### WHAT THIS TASK INVOLVES
Reproduce the records character for character, from the first line up to and including the line that contains "938, 420, 982]".
####################
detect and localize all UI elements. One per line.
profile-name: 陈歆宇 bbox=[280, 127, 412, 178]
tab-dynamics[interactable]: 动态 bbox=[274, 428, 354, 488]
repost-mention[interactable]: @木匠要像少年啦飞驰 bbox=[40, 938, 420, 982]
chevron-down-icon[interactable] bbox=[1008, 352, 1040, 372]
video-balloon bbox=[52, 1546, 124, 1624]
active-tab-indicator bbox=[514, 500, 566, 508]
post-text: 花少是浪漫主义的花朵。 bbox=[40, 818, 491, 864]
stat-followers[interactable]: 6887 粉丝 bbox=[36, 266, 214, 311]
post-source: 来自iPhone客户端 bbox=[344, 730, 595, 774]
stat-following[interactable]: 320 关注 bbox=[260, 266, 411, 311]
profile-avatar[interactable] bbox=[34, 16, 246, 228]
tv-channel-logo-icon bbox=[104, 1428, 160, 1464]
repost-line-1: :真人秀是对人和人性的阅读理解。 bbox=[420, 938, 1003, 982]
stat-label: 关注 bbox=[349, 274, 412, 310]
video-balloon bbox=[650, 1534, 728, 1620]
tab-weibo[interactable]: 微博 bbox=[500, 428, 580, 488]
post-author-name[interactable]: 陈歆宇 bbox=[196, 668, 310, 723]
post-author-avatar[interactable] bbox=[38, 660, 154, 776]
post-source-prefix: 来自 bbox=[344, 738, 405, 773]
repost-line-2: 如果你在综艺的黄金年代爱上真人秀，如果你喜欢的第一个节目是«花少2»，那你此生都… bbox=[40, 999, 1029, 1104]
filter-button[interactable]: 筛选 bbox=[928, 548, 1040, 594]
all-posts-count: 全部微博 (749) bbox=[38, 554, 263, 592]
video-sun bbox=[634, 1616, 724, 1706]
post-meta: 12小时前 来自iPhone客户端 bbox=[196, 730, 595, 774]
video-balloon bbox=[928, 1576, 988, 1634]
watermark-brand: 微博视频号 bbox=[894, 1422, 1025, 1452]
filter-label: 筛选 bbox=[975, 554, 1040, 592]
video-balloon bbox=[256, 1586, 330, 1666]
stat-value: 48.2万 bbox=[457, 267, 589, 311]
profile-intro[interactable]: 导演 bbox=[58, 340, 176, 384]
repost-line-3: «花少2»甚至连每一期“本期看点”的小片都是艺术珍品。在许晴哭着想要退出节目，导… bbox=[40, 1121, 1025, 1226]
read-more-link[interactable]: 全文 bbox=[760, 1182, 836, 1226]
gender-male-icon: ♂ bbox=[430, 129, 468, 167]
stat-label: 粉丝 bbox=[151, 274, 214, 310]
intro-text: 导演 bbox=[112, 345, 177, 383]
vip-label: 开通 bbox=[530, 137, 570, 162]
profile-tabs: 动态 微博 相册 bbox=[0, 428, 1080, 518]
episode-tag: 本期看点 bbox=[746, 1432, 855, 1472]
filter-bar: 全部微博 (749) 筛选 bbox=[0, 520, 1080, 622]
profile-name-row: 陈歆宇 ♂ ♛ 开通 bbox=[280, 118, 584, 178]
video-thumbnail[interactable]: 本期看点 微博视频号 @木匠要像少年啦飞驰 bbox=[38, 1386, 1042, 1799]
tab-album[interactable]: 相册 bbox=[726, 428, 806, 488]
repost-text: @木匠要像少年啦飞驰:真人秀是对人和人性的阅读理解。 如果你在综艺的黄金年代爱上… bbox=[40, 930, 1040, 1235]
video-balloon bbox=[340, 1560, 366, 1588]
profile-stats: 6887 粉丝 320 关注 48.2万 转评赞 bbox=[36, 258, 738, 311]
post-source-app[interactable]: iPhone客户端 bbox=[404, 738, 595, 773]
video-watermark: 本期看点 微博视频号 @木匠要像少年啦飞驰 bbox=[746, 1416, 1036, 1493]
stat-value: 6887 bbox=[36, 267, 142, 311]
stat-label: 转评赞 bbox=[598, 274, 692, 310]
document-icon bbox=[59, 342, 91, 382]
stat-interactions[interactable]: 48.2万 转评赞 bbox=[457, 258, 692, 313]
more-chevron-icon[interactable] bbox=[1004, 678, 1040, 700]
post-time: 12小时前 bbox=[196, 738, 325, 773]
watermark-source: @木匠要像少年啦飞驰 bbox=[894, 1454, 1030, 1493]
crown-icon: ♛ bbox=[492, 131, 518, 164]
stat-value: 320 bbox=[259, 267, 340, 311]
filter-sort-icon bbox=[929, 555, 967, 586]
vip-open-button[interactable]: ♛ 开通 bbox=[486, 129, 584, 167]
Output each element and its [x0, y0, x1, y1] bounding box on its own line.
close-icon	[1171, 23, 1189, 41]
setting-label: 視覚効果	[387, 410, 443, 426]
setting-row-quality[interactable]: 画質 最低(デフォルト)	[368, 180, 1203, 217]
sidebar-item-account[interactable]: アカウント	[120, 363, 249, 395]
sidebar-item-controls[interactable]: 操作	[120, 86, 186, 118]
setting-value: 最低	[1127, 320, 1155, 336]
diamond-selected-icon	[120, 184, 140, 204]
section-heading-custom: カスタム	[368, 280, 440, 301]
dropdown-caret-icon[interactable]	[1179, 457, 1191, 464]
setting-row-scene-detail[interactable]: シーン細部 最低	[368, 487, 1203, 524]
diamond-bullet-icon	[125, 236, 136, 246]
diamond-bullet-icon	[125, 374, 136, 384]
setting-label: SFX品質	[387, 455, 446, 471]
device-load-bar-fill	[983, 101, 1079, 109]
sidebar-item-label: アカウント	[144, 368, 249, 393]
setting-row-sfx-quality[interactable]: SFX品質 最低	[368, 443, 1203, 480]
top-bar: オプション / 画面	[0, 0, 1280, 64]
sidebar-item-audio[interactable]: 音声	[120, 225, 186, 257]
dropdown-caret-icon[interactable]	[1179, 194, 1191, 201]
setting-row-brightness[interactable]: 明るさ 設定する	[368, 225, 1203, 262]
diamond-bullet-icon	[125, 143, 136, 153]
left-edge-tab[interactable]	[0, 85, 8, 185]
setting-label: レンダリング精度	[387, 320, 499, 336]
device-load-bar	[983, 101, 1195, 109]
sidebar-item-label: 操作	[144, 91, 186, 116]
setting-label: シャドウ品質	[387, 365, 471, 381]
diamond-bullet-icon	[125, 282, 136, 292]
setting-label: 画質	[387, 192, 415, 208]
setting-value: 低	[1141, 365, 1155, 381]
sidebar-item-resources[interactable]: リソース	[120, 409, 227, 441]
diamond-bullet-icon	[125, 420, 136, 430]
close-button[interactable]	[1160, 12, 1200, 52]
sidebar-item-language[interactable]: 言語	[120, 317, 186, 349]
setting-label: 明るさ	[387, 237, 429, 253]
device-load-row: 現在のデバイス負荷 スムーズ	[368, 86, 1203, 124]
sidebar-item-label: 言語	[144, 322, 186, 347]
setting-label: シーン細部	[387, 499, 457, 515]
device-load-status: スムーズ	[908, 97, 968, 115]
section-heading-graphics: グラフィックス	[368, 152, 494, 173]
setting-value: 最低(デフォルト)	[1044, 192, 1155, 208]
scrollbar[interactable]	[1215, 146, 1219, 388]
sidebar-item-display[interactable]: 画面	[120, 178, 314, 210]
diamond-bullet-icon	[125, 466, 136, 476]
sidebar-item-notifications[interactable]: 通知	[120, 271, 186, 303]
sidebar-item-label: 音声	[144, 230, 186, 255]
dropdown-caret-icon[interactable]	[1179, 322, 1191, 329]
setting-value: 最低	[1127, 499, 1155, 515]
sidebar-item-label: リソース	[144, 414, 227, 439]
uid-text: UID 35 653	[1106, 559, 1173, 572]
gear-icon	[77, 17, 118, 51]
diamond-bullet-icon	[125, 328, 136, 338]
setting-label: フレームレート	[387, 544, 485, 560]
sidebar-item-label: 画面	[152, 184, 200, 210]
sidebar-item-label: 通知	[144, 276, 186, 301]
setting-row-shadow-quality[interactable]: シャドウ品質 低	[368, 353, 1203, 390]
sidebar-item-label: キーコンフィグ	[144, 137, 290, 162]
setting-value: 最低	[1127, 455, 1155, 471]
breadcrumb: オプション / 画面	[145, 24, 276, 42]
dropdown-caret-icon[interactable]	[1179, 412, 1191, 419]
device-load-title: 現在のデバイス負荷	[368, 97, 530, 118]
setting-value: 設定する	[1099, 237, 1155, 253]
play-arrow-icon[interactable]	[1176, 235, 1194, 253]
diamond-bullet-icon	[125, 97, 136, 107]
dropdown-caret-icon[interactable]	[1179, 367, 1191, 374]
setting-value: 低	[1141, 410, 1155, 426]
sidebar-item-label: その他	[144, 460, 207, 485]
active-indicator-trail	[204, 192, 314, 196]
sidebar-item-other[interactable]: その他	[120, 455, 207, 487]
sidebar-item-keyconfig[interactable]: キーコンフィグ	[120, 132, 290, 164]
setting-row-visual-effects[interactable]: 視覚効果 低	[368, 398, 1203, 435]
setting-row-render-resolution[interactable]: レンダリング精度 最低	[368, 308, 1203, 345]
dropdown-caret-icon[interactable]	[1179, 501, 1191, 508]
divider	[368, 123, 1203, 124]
####################
### REPLY
detect and localize all UI elements. One per line.
profile-name: 陈歆宇 bbox=[280, 127, 412, 178]
tab-dynamics[interactable]: 动态 bbox=[274, 428, 354, 488]
repost-mention[interactable]: @木匠要像少年啦飞驰 bbox=[40, 938, 420, 982]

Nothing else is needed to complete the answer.